* Begin RAW DATA *

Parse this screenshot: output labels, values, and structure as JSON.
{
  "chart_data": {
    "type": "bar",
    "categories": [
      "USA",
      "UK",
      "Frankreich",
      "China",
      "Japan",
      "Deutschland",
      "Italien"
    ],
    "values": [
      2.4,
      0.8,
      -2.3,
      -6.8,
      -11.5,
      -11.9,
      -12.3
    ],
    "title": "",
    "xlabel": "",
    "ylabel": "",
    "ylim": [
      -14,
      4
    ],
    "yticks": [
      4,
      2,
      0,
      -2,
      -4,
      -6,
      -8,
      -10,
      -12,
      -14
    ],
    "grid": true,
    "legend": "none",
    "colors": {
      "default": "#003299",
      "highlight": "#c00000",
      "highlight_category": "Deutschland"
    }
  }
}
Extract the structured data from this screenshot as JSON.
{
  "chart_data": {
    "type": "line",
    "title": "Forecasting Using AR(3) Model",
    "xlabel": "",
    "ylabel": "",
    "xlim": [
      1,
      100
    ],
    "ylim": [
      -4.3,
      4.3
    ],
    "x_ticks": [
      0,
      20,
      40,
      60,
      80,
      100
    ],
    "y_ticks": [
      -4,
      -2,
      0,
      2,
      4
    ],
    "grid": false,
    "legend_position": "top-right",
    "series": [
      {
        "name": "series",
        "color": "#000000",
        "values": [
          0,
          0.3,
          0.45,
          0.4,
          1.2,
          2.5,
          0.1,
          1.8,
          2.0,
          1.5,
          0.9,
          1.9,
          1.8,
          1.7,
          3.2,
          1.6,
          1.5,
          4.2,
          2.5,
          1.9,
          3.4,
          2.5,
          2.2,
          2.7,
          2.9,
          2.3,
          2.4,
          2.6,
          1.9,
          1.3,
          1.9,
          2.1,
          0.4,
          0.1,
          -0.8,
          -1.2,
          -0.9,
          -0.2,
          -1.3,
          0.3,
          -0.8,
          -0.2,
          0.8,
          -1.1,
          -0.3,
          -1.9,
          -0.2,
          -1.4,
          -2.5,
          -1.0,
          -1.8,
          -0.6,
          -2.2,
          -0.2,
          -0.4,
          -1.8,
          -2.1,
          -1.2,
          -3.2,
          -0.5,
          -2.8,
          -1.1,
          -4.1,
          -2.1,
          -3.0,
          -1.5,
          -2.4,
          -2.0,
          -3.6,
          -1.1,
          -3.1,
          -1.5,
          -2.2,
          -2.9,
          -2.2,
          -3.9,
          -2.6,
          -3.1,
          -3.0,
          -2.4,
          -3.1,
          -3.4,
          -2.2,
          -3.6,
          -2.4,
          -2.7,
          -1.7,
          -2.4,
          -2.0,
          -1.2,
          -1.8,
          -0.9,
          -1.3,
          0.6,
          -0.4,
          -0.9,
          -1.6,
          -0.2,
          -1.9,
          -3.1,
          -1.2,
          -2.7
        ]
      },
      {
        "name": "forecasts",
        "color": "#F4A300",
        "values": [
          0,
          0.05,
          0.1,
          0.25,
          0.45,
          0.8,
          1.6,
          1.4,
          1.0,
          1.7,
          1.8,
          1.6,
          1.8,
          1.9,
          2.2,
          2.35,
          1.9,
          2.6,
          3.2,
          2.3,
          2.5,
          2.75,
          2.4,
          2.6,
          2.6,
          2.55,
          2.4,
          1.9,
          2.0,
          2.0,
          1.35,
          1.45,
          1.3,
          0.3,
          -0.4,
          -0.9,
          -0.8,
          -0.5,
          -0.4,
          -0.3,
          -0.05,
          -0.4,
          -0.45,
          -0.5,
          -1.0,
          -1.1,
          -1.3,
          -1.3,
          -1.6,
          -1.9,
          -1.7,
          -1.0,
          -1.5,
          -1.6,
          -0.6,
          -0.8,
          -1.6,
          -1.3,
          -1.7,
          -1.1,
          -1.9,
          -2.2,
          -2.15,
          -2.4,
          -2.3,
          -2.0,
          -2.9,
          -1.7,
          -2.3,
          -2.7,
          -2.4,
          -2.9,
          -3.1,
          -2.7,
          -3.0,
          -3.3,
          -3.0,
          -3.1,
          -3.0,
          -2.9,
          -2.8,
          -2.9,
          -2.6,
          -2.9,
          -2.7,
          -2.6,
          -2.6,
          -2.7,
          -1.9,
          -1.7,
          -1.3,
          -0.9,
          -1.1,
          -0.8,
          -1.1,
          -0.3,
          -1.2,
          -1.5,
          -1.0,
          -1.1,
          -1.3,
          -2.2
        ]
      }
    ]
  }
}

* End RAW DATA *

» OBJECTIVE:
Your task is to output the full set of records exactly as presented.

» OUTPUT FOR THIS TASK:
Parse this screenshot: output labels, values, and structure as JSON.
{
  "chart_data": {
    "type": "bar",
    "categories": [
      "USA",
      "UK",
      "Frankreich",
      "China",
      "Japan",
      "Deutschland",
      "Italien"
    ],
    "values": [
      2.4,
      0.8,
      -2.3,
      -6.8,
      -11.5,
      -11.9,
      -12.3
    ],
    "title": "",
    "xlabel": "",
    "ylabel": "",
    "ylim": [
      -14,
      4
    ],
    "yticks": [
      4,
      2,
      0,
      -2,
      -4,
      -6,
      -8,
      -10,
      -12,
      -14
    ],
    "grid": true,
    "legend": "none",
    "colors": {
      "default": "#003299",
      "highlight": "#c00000",
      "highlight_category": "Deutschland"
    }
  }
}
Extract the structured data from this screenshot as JSON.
{
  "chart_data": {
    "type": "line",
    "title": "Forecasting Using AR(3) Model",
    "xlabel": "",
    "ylabel": "",
    "xlim": [
      1,
      100
    ],
    "ylim": [
      -4.3,
      4.3
    ],
    "x_ticks": [
      0,
      20,
      40,
      60,
      80,
      100
    ],
    "y_ticks": [
      -4,
      -2,
      0,
      2,
      4
    ],
    "grid": false,
    "legend_position": "top-right",
    "series": [
      {
        "name": "series",
        "color": "#000000",
        "values": [
          0,
          0.3,
          0.45,
          0.4,
          1.2,
          2.5,
          0.1,
          1.8,
          2.0,
          1.5,
          0.9,
          1.9,
          1.8,
          1.7,
          3.2,
          1.6,
          1.5,
          4.2,
          2.5,
          1.9,
          3.4,
          2.5,
          2.2,
          2.7,
          2.9,
          2.3,
          2.4,
          2.6,
          1.9,
          1.3,
          1.9,
          2.1,
          0.4,
          0.1,
          -0.8,
          -1.2,
          -0.9,
          -0.2,
          -1.3,
          0.3,
          -0.8,
          -0.2,
          0.8,
          -1.1,
          -0.3,
          -1.9,
          -0.2,
          -1.4,
          -2.5,
          -1.0,
          -1.8,
          -0.6,
          -2.2,
          -0.2,
          -0.4,
          -1.8,
          -2.1,
          -1.2,
          -3.2,
          -0.5,
          -2.8,
          -1.1,
          -4.1,
          -2.1,
          -3.0,
          -1.5,
          -2.4,
          -2.0,
          -3.6,
          -1.1,
          -3.1,
          -1.5,
          -2.2,
          -2.9,
          -2.2,
          -3.9,
          -2.6,
          -3.1,
          -3.0,
          -2.4,
          -3.1,
          -3.4,
          -2.2,
          -3.6,
          -2.4,
          -2.7,
          -1.7,
          -2.4,
          -2.0,
          -1.2,
          -1.8,
          -0.9,
          -1.3,
          0.6,
          -0.4,
          -0.9,
          -1.6,
          -0.2,
          -1.9,
          -3.1,
          -1.2,
          -2.7
        ]
      },
      {
        "name": "forecasts",
        "color": "#F4A300",
        "values": [
          0,
          0.05,
          0.1,
          0.25,
          0.45,
          0.8,
          1.6,
          1.4,
          1.0,
          1.7,
          1.8,
          1.6,
          1.8,
          1.9,
          2.2,
          2.35,
          1.9,
          2.6,
          3.2,
          2.3,
          2.5,
          2.75,
          2.4,
          2.6,
          2.6,
          2.55,
          2.4,
          1.9,
          2.0,
          2.0,
          1.35,
          1.45,
          1.3,
          0.3,
          -0.4,
          -0.9,
          -0.8,
          -0.5,
          -0.4,
          -0.3,
          -0.05,
          -0.4,
          -0.45,
          -0.5,
          -1.0,
          -1.1,
          -1.3,
          -1.3,
          -1.6,
          -1.9,
          -1.7,
          -1.0,
          -1.5,
          -1.6,
          -0.6,
          -0.8,
          -1.6,
          -1.3,
          -1.7,
          -1.1,
          -1.9,
          -2.2,
          -2.15,
          -2.4,
          -2.3,
          -2.0,
          -2.9,
          -1.7,
          -2.3,
          -2.7,
          -2.4,
          -2.9,
          -3.1,
          -2.7,
          -3.0,
          -3.3,
          -3.0,
          -3.1,
          -3.0,
          -2.9,
          -2.8,
          -2.9,
          -2.6,
          -2.9,
          -2.7,
          -2.6,
          -2.6,
          -2.7,
          -1.9,
          -1.7,
          -1.3,
          -0.9,
          -1.1,
          -0.8,
          -1.1,
          -0.3,
          -1.2,
          -1.5,
          -1.0,
          -1.1,
          -1.3,
          -2.2
        ]
      }
    ]
  }
}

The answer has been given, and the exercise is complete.